----- RECORDS FOR THE TASK

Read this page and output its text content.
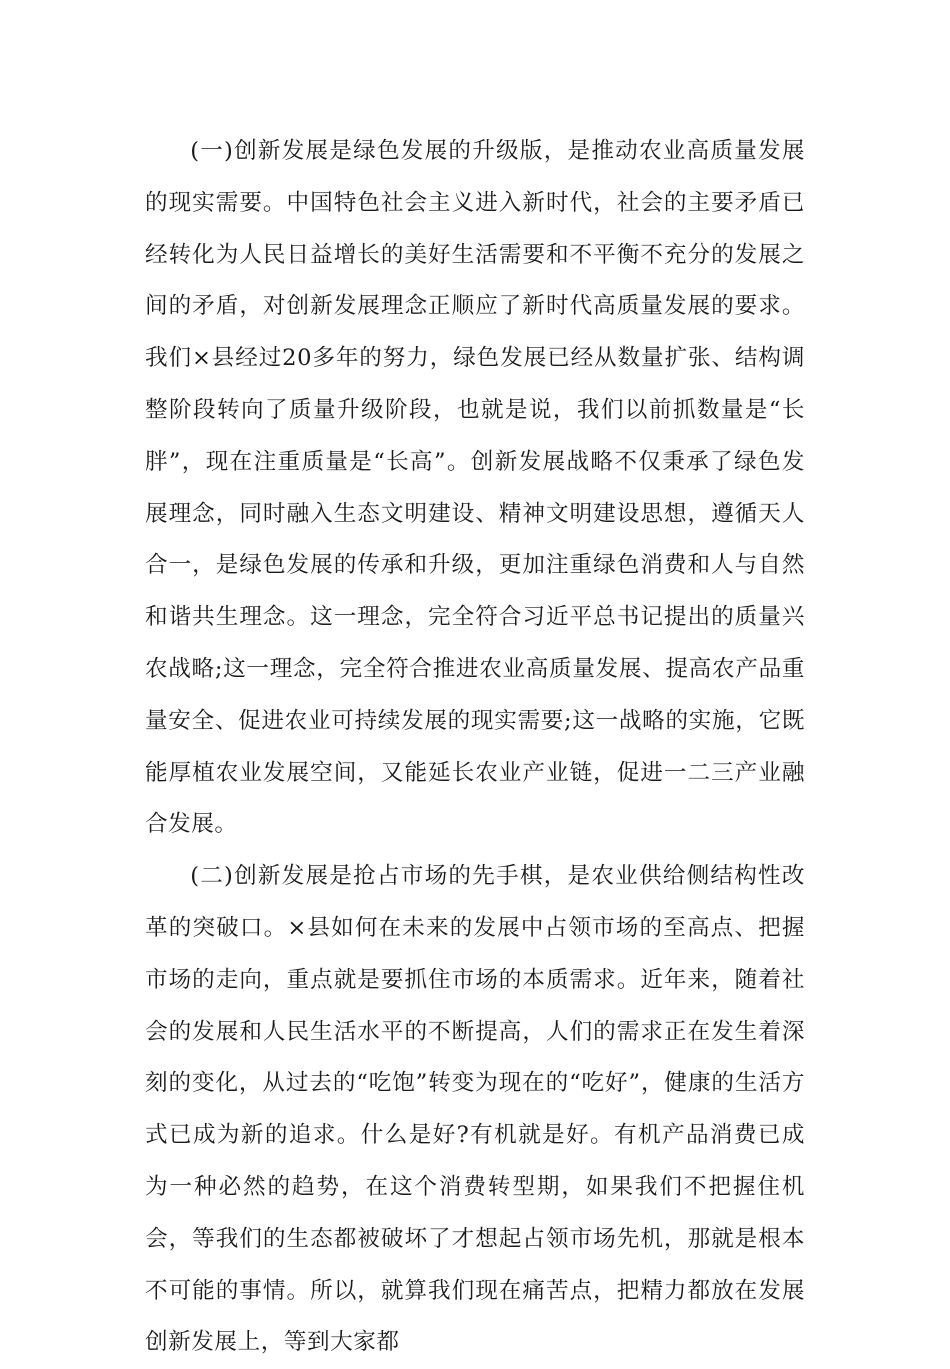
(一)创新发展是绿色发展的升级版，是推动农业高质量发展的现实需要。中国特色社会主义进入新时代，社会的主要矛盾已经转化为人民日益增长的美好生活需要和不平衡不充分的发展之间的矛盾，对创新发展理念正顺应了新时代高质量发展的要求。我们×县经过20多年的努力，绿色发展已经从数量扩张、结构调整阶段转向了质量升级阶段，也就是说，我们以前抓数量是“长胖”，现在注重质量是“长高”。创新发展战略不仅秉承了绿色发展理念，同时融入生态文明建设、精神文明建设思想，遵循天人合一，是绿色发展的传承和升级，更加注重绿色消费和人与自然和谐共生理念。这一理念，完全符合习近平总书记提出的质量兴农战略;这一理念，完全符合推进农业高质量发展、提高农产品重量安全、促进农业可持续发展的现实需要;这一战略的实施，它既能厚植农业发展空间，又能延长农业产业链，促进一二三产业融合发展。

(二)创新发展是抢占市场的先手棋，是农业供给侧结构性改革的突破口。×县如何在未来的发展中占领市场的至高点、把握市场的走向，重点就是要抓住市场的本质需求。近年来，随着社会的发展和人民生活水平的不断提高，人们的需求正在发生着深刻的变化，从过去的“吃饱”转变为现在的“吃好”，健康的生活方式已成为新的追求。什么是好?有机就是好。有机产品消费已成为一种必然的趋势，在这个消费转型期，如果我们不把握住机会，等我们的生态都被破坏了才想起占领市场先机，那就是根本不可能的事情。所以，就算我们现在痛苦点，把精力都放在发展创新发展上，等到大家都
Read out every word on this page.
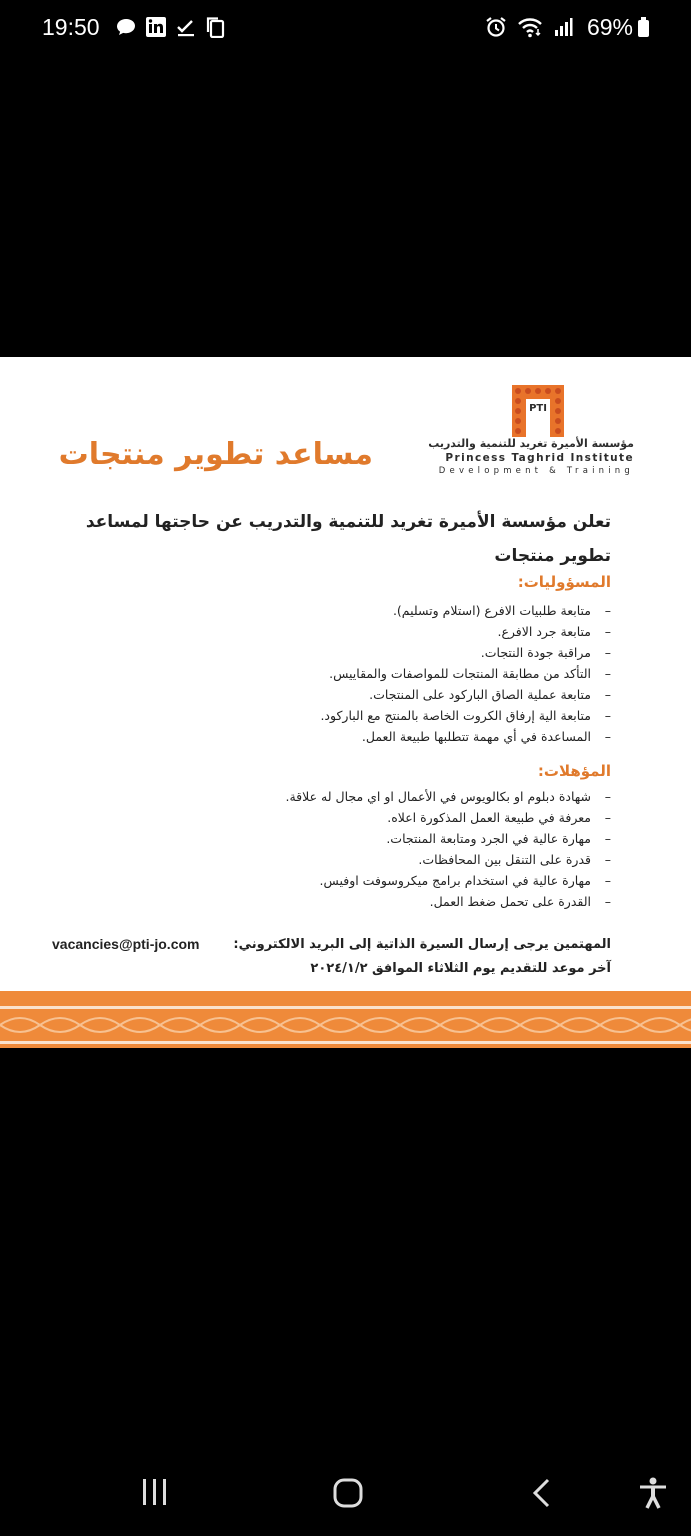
19:50	69%
PTI
مؤسسة الأميرة تغريد للتنمية والتدريب
Princess Taghrid Institute
Development & Training
مساعد تطوير منتجات
تعلن مؤسسة الأميرة تغريد للتنمية والتدريب عن حاجتها لمساعد تطوير منتجات
المسؤوليات:
– متابعة طلبيات الافرع (استلام وتسليم).
– متابعة جرد الافرع.
– مراقبة جودة النتجات.
– التأكد من مطابقة المنتجات للمواصفات والمقاييس.
– متابعة عملية الصاق الباركود على المنتجات.
– متابعة الية إرفاق الكروت الخاصة بالمنتج مع الباركود.
– المساعدة في أي مهمة تتطلبها طبيعة العمل.
المؤهلات:
– شهادة دبلوم او بكالويوس في الأعمال او اي مجال له علاقة.
– معرفة في طبيعة العمل المذكورة اعلاه.
– مهارة عالية في الجرد ومتابعة المنتجات.
– قدرة على التنقل بين المحافظات.
– مهارة عالية في استخدام برامج ميكروسوفت اوفيس.
– القدرة على تحمل ضغط العمل.
المهتمين يرجى إرسال السيرة الذاتية إلى البريد الالكتروني:
vacancies@pti-jo.com
آخر موعد للتقديم يوم الثلاثاء الموافق ٢٠٢٤/١/٢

----------

▶ _EXERCISE GOAL_
Which lines contain the word "طبيعة"? Return each of them.

▶ _ANSWER TO THIS EXERCISE_
– المساعدة في أي مهمة تتطلبها طبيعة العمل.
– معرفة في طبيعة العمل المذكورة اعلاه.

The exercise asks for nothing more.